Copy every line that holds "image".

============

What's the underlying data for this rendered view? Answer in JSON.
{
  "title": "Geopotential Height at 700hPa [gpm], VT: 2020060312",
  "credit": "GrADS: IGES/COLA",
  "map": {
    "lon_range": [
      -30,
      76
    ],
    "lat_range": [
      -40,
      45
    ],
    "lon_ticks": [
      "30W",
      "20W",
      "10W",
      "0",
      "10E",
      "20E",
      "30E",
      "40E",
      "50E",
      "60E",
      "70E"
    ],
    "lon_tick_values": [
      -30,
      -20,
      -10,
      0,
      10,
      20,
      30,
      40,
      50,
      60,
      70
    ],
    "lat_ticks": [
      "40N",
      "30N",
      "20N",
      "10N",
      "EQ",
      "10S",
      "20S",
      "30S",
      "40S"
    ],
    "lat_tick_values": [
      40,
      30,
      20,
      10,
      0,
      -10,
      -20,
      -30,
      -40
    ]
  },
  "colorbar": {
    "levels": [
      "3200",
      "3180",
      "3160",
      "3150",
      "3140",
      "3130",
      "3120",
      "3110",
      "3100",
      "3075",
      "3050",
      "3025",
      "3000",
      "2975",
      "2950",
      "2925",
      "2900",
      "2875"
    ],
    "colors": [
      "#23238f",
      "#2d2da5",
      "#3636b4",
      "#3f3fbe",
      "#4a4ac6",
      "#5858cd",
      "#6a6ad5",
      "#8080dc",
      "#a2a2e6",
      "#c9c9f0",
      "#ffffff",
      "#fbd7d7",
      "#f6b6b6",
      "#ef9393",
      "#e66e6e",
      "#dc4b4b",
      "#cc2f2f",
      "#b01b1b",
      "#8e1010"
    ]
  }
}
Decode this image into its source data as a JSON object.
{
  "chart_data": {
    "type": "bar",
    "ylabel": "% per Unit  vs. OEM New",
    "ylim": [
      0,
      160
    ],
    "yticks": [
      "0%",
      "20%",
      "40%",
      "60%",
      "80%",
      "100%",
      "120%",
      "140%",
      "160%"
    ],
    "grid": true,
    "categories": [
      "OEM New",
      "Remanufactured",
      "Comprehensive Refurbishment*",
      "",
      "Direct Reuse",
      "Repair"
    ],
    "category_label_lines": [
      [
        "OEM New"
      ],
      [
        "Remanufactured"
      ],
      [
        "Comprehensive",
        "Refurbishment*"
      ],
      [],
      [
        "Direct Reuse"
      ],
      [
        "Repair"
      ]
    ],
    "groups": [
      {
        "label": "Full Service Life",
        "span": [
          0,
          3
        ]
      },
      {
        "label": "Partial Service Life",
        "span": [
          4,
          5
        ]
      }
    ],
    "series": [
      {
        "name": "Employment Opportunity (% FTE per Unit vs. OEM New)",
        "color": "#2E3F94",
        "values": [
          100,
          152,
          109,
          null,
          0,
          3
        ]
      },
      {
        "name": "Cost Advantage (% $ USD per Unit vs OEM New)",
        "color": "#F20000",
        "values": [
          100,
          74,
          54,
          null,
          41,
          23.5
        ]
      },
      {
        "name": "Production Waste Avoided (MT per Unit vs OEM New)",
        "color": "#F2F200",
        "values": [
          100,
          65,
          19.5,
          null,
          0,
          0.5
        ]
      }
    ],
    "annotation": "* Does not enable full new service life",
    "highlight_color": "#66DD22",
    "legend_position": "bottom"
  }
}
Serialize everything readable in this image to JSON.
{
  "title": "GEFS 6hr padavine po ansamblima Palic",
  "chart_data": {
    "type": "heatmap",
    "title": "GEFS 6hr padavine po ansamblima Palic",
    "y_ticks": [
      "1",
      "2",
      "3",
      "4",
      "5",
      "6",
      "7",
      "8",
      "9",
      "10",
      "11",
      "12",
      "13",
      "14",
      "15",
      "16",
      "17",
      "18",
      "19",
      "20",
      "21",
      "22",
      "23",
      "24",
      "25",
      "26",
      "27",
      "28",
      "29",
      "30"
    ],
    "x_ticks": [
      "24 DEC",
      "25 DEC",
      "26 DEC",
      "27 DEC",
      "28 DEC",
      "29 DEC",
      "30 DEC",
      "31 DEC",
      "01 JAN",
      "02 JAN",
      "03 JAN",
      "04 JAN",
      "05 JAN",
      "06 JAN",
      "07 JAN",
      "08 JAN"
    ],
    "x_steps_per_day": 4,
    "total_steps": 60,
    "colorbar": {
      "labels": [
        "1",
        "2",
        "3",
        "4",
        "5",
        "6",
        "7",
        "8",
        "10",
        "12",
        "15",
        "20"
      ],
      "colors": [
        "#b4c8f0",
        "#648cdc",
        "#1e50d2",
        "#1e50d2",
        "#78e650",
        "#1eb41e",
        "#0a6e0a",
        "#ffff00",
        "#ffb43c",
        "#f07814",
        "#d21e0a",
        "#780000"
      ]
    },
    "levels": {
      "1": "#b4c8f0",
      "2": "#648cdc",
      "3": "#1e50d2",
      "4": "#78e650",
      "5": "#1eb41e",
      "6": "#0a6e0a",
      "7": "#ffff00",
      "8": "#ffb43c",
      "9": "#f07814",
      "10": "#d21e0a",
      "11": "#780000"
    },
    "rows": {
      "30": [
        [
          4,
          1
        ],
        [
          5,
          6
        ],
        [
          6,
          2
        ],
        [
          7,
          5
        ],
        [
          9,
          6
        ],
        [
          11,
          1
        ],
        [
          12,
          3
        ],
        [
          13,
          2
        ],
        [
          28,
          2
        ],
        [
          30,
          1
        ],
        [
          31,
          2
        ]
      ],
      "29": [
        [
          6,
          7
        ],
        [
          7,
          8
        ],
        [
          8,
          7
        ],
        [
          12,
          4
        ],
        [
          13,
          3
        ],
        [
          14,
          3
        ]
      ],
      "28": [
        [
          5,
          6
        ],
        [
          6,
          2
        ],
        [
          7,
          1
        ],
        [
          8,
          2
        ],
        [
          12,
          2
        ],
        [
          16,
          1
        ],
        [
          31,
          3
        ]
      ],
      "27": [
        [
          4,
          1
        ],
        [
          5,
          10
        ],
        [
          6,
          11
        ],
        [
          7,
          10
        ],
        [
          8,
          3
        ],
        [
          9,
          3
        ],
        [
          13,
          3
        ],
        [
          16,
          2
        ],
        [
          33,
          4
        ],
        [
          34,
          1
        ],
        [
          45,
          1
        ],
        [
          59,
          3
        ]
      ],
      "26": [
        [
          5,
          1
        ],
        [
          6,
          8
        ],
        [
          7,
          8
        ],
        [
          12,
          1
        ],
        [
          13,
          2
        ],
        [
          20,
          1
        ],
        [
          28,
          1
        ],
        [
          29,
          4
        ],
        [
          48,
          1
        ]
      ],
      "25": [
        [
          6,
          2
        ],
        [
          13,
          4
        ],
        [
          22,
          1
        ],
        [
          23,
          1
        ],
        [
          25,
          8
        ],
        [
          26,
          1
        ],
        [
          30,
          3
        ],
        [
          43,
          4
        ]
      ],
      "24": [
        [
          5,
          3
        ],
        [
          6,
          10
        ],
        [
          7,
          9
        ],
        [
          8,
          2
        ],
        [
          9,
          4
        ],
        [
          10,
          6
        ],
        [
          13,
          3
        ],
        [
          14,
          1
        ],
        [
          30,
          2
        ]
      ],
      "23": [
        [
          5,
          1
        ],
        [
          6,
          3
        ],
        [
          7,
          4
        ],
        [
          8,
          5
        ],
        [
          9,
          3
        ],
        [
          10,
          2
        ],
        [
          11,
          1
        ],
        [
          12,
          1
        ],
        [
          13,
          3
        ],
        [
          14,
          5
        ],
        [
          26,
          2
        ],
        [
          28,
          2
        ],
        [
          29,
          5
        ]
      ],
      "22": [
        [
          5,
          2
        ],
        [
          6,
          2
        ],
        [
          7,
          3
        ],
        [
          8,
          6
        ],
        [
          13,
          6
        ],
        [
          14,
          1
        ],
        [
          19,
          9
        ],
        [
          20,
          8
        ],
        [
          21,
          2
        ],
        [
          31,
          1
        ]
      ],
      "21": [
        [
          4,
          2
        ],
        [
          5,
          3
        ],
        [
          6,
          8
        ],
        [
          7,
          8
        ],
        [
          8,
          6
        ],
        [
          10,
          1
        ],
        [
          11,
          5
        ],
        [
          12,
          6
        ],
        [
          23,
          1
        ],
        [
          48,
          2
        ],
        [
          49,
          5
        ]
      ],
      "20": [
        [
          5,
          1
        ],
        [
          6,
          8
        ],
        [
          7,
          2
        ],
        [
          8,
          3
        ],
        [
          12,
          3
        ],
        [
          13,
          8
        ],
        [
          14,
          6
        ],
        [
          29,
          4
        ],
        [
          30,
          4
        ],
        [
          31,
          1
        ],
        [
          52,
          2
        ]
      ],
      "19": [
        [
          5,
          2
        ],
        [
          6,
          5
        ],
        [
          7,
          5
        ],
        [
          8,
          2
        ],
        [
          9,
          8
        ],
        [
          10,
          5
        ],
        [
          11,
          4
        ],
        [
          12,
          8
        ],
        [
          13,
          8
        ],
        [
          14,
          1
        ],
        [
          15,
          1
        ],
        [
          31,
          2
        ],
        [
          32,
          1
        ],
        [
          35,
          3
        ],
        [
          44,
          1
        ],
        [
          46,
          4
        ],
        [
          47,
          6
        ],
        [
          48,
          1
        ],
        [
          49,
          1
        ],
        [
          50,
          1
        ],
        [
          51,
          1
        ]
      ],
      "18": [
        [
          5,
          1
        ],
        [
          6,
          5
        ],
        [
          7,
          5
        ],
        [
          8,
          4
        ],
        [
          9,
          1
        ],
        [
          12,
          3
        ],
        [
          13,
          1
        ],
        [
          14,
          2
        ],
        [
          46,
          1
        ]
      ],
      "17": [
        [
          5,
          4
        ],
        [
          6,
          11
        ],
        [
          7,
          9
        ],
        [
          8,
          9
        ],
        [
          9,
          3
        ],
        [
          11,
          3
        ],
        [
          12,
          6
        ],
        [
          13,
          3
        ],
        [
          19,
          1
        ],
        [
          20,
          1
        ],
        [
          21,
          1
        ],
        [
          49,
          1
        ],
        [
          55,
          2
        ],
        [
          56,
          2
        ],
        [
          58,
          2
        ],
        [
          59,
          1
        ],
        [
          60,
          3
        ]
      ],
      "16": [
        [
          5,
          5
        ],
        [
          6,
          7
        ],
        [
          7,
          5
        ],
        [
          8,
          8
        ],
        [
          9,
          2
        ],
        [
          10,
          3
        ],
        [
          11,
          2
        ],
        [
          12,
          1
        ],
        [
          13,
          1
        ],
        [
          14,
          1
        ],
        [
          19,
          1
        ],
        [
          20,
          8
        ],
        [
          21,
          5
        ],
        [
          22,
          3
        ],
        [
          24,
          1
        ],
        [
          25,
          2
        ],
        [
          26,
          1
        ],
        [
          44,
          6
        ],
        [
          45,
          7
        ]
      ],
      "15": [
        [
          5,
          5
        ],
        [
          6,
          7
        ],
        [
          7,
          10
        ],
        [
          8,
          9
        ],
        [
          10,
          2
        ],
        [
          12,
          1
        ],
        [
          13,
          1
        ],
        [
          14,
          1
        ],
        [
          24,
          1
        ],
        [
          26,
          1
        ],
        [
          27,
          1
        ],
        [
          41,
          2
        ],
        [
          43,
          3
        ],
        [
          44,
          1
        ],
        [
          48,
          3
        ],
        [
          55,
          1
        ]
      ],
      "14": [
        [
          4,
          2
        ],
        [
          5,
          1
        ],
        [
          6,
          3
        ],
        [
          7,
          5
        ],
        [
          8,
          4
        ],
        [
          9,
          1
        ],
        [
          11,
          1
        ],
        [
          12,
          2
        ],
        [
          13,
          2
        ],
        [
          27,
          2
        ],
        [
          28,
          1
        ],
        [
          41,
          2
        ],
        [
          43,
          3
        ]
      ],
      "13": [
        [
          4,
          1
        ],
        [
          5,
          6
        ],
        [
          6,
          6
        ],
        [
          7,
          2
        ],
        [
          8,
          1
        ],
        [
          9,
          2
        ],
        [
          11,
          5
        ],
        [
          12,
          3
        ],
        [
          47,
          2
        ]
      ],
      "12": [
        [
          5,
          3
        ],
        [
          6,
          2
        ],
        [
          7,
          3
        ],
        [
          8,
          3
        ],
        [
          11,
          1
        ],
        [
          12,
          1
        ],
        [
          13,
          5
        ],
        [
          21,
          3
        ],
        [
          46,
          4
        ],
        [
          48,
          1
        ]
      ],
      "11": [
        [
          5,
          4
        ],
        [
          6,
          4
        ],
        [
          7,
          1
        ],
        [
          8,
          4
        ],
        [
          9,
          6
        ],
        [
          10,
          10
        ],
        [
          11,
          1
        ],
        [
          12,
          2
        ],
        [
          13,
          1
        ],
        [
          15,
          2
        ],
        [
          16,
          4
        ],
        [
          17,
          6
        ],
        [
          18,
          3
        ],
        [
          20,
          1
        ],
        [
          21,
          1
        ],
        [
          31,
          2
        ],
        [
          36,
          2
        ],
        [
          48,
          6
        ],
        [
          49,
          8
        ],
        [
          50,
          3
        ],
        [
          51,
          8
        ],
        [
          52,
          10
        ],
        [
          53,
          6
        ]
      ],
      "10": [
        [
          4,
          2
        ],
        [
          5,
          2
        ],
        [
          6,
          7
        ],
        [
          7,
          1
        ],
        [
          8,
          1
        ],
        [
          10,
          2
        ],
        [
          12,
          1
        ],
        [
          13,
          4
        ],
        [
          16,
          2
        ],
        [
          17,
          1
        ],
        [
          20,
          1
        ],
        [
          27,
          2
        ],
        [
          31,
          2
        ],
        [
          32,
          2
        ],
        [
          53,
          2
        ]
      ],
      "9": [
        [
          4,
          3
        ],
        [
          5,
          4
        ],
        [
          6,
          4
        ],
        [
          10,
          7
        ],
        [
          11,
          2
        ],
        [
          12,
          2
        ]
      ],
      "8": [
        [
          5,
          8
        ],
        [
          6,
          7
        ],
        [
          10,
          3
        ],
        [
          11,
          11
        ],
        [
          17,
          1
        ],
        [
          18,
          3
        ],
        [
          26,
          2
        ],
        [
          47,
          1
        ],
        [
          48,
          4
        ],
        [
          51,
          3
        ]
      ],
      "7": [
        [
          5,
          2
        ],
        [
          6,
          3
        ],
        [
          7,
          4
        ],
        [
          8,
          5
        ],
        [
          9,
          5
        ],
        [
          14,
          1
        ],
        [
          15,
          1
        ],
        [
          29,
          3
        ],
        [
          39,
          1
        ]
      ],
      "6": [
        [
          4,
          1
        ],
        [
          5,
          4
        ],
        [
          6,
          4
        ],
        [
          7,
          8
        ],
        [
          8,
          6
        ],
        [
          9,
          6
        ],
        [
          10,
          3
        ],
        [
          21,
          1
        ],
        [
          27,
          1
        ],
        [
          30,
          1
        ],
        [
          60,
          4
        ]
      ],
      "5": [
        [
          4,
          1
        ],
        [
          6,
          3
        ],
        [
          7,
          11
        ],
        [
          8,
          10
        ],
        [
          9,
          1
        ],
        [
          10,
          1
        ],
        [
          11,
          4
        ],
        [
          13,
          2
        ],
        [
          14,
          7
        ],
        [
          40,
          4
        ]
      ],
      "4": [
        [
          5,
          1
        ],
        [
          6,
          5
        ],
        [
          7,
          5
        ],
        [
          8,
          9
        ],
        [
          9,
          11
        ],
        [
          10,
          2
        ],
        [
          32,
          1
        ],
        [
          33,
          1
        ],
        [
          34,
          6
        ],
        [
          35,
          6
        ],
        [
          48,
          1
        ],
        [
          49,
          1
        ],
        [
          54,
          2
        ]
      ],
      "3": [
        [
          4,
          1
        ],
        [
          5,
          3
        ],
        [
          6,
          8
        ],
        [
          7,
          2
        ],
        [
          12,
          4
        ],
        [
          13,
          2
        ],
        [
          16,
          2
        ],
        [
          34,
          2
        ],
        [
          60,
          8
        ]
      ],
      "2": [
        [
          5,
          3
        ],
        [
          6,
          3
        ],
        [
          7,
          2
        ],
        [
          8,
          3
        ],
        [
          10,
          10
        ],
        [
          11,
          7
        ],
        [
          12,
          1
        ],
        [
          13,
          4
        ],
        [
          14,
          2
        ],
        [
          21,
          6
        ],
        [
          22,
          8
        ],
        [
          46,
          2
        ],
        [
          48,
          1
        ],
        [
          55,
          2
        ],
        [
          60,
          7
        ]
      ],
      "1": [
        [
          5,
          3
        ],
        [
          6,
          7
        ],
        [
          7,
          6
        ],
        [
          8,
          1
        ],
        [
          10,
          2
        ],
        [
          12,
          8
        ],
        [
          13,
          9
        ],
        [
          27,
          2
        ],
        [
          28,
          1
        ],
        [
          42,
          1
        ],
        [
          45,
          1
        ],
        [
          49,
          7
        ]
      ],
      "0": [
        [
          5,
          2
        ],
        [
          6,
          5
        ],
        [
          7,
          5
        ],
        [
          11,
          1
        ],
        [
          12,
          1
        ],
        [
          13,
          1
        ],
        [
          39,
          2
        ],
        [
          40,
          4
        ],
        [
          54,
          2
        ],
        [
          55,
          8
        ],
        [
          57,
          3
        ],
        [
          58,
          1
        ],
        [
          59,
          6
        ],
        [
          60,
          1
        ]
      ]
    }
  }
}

============

## EXERCISE OUTPUT
Decode this image into its source data as a JSON object.
Serialize everything readable in this image to JSON.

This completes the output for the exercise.